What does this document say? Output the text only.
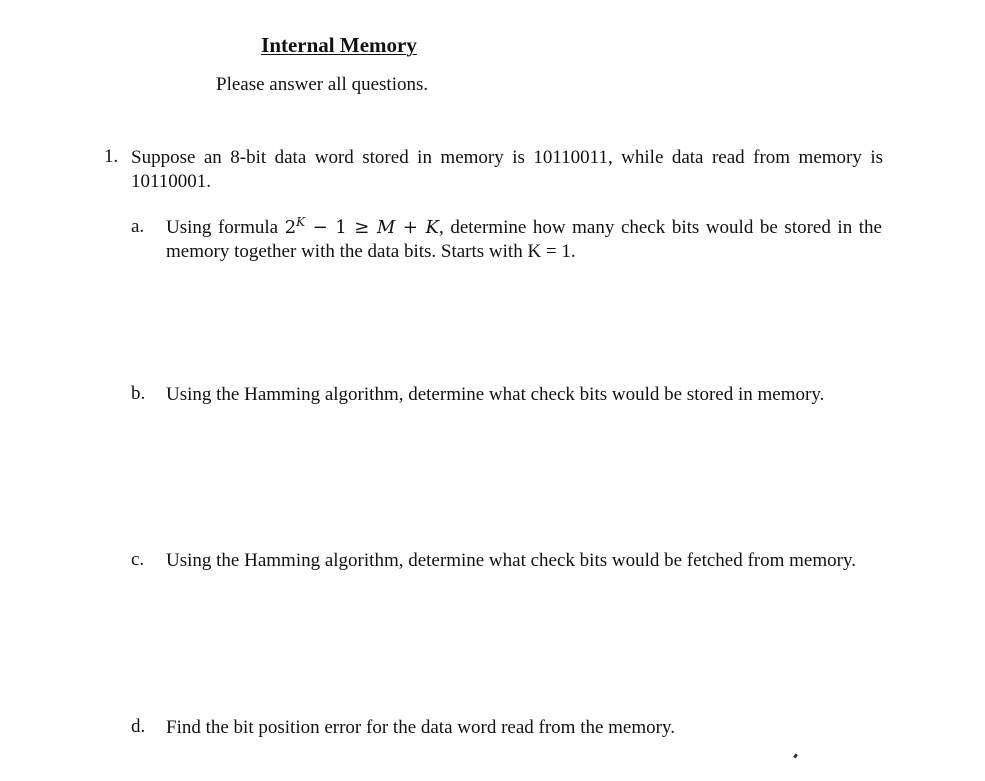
Internal Memory
Please answer all questions.
1. Suppose an 8-bit data word stored in memory is 10110011, while data read from memory is 10110001.
a. Using formula $2^K - 1 \ge M + K$, determine how many check bits would be stored in the memory together with the data bits. Starts with K = 1.
b. Using the Hamming algorithm, determine what check bits would be stored in memory.
c. Using the Hamming algorithm, determine what check bits would be fetched from memory.
d. Find the bit position error for the data word read from the memory.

• • •

▸ **WHAT YOU HAVE TO DO**:
Repeat the preceding records precisely, and leave every picture out of the copy.

▸ **TASK SOLUTION**:
What does this document say? Output the text only.
Internal Memory
Please answer all questions.
1. Suppose an 8-bit data word stored in memory is 10110011, while data read from memory is 10110001.
a. Using formula $2^K - 1 \ge M + K$, determine how many check bits would be stored in the memory together with the data bits. Starts with K = 1.
b. Using the Hamming algorithm, determine what check bits would be stored in memory.
c. Using the Hamming algorithm, determine what check bits would be fetched from memory.
d. Find the bit position error for the data word read from the memory.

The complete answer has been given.